**Excerpted passage:**
━━━━━━━━

Effects of local delayed hypersensitivity on the small intestine
- PMID: 25166
- DOI: 10.1002/9780470720288.ch15
Effects of local delayed hypersensitivity on the small intestine
Abstract
There are many T and B cells in the small intestinal mucosa and local T cell immunity could have a role both in protective immunity and as a cause of disease (i.e. hypersensitivity). This latter aspect has been investigated by using several animal models to assess the effects of local delayed hypersensitivity on the structure and function of the small intestine. Heterotopically transplanted grafts of fetal small intestine in mice (isografts and allografts) have been examined by conventional histology, scanning and transmission electron microscopy, by making direct measurements of villi, crypts, and lymphoid cell infiltrate, and by counting the number of mitoses per crypt. This cell-mediated immune reaction causes lymphocyte infiltration which is most marked in the lamina propria, hyperplasia of the crypts of Lieberkühn, increased cell loss with villous atrophy and a flat surface, but the individual enterocytes appear fairly normal. Graft-versus-host disease cause exactly the same changes in structure and in cell kinetics as does rejection. However, crypt hyperplasia has been found to precede villous atrophy by several days. Preliminary experiments on local contact hypersensitivity suggest that intraluminal injection of oxazolone in the gut of sensitized mice also produces villous atrophy and crypt hyperplasia. It is postulated that these effects are likely to be produced via lymphokines: by an 'enteropathic' factor which damages the lamina propria and basement membrane, and a factor which is mitogenic for crypt stem cells. In mice infected with Giardia lamblia, crypt hyperplasia and lymphocyte infiltration of the epithelium are present and there is accelerated epithelial cell turnover. In rats infected with Nippostrongylus brasiliensis, the flat mucosa has been shown to be due to the thymus-dependent immune response and not directly to the damage produced by the parasite itself. A common factor in the variety of conditions associated with villous atrophy and crypt hyperplasia may well be a local cell-mediated immune reaction to food, microbial, parasite or other antigens which causes changes in enterocyte turnover rate and malabsorption.

━━━━━━━━

**Provided records:**
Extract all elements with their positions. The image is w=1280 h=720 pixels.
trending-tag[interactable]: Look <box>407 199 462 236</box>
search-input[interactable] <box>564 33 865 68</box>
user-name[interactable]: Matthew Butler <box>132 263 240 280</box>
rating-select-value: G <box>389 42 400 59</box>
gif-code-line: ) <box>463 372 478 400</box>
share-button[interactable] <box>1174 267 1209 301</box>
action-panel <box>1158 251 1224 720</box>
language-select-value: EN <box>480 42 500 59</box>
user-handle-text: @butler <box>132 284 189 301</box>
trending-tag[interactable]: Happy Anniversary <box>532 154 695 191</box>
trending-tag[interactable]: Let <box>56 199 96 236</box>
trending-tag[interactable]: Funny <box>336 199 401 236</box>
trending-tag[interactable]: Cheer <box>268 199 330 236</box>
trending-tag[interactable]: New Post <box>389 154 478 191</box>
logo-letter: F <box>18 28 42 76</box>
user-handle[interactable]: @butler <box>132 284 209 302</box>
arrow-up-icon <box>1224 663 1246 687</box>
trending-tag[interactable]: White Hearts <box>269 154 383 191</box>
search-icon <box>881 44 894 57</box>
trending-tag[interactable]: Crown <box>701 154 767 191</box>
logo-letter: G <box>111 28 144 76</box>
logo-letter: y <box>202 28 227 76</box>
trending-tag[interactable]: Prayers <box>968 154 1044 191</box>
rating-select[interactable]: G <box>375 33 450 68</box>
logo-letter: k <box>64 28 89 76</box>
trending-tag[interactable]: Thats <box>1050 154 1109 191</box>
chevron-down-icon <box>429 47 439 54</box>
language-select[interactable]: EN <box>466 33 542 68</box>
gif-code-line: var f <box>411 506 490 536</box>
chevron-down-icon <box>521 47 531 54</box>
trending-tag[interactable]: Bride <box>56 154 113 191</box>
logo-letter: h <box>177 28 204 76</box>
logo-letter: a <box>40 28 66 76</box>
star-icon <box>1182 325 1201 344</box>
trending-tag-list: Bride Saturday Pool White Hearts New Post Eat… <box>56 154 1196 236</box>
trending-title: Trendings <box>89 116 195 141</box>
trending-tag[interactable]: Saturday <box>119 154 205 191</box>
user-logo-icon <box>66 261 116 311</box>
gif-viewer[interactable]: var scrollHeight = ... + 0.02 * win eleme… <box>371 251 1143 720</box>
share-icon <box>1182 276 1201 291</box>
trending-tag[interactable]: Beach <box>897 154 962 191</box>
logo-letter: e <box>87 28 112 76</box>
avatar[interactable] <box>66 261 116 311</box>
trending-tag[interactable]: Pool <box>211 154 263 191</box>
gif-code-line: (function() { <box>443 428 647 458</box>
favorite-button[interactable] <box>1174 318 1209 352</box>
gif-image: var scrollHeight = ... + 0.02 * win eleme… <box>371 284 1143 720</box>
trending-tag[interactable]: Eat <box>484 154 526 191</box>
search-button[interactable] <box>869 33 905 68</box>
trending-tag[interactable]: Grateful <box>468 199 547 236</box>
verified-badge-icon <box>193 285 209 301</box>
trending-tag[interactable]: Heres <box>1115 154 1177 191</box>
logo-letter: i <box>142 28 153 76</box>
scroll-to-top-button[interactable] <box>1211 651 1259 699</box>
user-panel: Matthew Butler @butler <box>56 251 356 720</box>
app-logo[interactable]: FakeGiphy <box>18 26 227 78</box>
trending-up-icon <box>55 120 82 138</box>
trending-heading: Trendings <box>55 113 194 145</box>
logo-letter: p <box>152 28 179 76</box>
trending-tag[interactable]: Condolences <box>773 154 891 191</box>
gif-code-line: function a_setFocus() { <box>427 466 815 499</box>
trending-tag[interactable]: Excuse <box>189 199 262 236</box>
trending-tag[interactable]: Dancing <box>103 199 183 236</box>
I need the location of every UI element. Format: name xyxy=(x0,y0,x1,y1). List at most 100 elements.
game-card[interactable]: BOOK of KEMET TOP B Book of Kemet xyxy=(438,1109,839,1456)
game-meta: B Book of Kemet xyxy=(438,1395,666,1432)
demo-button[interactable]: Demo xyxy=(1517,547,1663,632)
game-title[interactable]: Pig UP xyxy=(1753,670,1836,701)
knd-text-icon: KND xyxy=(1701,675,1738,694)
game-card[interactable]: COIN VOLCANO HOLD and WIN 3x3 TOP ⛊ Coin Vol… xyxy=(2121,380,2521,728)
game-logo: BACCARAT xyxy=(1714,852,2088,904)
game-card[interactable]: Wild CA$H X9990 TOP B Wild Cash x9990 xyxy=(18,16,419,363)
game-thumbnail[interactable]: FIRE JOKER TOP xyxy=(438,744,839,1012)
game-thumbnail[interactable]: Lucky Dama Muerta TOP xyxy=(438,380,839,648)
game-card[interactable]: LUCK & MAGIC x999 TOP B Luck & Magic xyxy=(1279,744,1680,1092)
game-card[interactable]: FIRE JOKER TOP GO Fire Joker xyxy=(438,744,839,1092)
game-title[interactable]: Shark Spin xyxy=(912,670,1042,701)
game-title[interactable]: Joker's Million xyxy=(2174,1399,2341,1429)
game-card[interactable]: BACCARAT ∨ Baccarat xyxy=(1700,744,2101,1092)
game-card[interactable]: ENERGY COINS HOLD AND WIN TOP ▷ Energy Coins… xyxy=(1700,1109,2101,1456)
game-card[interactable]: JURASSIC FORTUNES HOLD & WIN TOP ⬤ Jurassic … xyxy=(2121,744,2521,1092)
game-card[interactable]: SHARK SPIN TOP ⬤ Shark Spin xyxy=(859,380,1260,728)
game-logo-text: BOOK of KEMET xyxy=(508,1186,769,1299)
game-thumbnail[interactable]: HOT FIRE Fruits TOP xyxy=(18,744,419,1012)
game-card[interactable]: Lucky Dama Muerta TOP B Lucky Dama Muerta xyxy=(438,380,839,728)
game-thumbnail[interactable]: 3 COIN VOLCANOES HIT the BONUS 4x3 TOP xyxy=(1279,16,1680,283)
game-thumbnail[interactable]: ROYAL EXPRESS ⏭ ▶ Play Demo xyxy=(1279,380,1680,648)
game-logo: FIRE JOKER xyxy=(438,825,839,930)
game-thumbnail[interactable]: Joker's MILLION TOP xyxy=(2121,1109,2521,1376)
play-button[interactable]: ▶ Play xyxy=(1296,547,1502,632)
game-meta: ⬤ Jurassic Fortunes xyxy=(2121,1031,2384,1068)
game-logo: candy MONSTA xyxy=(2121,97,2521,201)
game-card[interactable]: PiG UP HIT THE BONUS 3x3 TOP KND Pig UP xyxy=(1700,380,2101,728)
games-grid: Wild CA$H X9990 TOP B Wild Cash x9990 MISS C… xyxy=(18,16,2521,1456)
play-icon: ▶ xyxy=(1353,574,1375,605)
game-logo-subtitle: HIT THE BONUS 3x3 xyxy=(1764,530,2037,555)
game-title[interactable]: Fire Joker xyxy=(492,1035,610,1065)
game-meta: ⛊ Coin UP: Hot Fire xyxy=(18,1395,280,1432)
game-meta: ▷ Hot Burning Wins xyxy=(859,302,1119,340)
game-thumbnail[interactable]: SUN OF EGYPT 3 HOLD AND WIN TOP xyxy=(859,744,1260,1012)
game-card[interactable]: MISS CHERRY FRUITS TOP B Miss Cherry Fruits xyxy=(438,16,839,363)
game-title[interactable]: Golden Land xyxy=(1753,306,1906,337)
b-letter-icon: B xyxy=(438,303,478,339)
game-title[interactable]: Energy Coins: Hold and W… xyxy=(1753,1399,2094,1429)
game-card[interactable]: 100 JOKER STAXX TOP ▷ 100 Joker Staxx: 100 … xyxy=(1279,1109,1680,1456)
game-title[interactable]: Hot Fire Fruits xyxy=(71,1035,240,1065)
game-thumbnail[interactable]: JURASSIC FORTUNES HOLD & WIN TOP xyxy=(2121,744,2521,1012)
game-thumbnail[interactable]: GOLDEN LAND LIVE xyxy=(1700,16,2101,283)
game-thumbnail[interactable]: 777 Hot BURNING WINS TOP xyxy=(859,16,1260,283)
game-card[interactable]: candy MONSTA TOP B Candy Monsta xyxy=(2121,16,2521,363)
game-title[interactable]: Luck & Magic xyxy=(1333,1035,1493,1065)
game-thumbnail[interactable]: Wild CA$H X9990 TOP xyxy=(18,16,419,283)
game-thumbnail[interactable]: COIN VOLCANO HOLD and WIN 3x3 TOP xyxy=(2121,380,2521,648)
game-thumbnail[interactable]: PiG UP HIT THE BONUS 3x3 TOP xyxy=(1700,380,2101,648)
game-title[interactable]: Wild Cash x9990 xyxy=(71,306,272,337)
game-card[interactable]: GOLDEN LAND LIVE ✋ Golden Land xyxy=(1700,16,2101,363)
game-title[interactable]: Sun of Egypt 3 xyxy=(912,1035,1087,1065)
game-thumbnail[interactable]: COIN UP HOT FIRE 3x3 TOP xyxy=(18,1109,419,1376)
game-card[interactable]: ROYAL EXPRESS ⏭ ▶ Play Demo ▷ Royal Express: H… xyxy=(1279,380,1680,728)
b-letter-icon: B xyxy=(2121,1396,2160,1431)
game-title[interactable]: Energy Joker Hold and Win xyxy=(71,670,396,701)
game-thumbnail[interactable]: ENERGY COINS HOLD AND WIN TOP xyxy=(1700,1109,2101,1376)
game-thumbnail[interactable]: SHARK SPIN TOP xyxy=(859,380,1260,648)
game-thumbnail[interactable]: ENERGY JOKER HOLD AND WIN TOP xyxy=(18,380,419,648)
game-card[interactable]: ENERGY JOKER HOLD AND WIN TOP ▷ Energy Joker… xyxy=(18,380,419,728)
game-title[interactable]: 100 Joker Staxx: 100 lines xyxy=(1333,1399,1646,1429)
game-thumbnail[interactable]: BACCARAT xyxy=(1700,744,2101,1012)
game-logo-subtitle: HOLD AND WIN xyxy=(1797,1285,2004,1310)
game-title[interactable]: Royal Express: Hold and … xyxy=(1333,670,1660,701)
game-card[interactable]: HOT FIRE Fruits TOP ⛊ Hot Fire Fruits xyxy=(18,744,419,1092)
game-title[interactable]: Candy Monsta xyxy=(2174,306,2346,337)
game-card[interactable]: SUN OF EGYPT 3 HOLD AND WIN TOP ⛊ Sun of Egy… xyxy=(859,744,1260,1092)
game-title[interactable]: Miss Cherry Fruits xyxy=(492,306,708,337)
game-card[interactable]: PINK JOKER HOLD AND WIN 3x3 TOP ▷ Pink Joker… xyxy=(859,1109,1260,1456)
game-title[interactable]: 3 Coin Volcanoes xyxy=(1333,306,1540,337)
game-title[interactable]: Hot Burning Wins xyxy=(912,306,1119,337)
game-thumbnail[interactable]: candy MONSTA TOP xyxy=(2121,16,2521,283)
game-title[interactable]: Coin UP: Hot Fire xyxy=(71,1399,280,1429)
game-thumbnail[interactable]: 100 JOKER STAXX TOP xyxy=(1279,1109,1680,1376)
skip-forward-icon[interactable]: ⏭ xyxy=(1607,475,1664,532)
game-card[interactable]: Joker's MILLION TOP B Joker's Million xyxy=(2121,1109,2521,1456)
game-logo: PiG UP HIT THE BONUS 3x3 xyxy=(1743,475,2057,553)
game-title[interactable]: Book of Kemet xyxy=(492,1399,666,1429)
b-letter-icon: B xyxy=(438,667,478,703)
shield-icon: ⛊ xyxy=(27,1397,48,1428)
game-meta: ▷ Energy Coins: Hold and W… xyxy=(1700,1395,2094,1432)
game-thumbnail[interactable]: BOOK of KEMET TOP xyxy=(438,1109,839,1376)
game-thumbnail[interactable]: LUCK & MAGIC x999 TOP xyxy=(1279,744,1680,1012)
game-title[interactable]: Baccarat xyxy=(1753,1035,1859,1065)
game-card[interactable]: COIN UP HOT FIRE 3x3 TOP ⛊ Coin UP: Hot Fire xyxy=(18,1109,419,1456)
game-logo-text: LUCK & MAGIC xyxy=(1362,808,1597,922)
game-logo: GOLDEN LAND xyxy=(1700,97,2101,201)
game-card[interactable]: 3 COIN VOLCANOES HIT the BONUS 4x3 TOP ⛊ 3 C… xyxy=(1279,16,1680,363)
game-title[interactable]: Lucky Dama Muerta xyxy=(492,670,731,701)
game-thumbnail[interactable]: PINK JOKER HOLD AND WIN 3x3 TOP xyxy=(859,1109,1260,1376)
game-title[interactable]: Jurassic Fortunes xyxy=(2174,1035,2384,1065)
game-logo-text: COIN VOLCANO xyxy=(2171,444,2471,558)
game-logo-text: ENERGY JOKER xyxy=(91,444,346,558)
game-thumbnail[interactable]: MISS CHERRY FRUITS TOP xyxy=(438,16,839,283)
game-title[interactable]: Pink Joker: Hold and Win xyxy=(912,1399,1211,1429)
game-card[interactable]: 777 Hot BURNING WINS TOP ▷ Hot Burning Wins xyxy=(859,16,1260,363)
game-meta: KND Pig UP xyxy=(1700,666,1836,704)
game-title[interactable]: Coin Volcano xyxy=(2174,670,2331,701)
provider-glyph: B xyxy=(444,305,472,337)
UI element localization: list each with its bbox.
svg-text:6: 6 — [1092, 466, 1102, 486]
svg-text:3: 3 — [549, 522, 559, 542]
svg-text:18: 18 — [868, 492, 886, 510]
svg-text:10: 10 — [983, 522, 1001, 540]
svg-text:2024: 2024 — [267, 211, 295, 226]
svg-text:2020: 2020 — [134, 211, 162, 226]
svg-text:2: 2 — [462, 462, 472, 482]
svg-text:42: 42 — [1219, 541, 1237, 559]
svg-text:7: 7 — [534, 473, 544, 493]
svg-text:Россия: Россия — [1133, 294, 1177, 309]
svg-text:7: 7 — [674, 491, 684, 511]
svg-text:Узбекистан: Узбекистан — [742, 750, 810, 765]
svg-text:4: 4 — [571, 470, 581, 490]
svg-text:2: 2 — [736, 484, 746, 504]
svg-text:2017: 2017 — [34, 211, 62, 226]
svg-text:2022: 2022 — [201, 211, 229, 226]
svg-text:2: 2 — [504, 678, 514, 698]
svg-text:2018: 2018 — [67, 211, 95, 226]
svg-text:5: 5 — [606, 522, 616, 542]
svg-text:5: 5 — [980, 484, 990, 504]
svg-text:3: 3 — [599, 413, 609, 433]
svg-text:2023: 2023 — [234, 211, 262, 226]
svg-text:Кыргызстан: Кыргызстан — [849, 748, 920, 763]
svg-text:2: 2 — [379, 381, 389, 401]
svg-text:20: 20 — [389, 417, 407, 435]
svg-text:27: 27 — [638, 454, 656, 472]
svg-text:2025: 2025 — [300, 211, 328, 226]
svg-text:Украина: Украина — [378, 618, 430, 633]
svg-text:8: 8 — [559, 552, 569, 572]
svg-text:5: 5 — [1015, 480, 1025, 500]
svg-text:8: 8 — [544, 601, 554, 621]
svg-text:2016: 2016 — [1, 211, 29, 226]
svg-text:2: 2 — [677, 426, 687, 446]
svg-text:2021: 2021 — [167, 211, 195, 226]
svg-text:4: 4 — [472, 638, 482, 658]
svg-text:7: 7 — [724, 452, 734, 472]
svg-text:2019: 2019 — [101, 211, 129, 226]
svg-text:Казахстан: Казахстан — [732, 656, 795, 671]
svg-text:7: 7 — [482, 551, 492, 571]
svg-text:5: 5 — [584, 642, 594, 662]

━━━━━━━━

**Instructions to follow:** In one to three sentences, explain how the abstract on delayed hypersensitivity in the small intestine proposes that the reaction causes villous atrophy and crypt hyperplasia.

**Completed task:** The abstract postulates that these effects are probably produced by lymphokines. An "enteropathic" factor damages the lamina propria and basement membrane, and a second factor is mitogenic for crypt stem cells.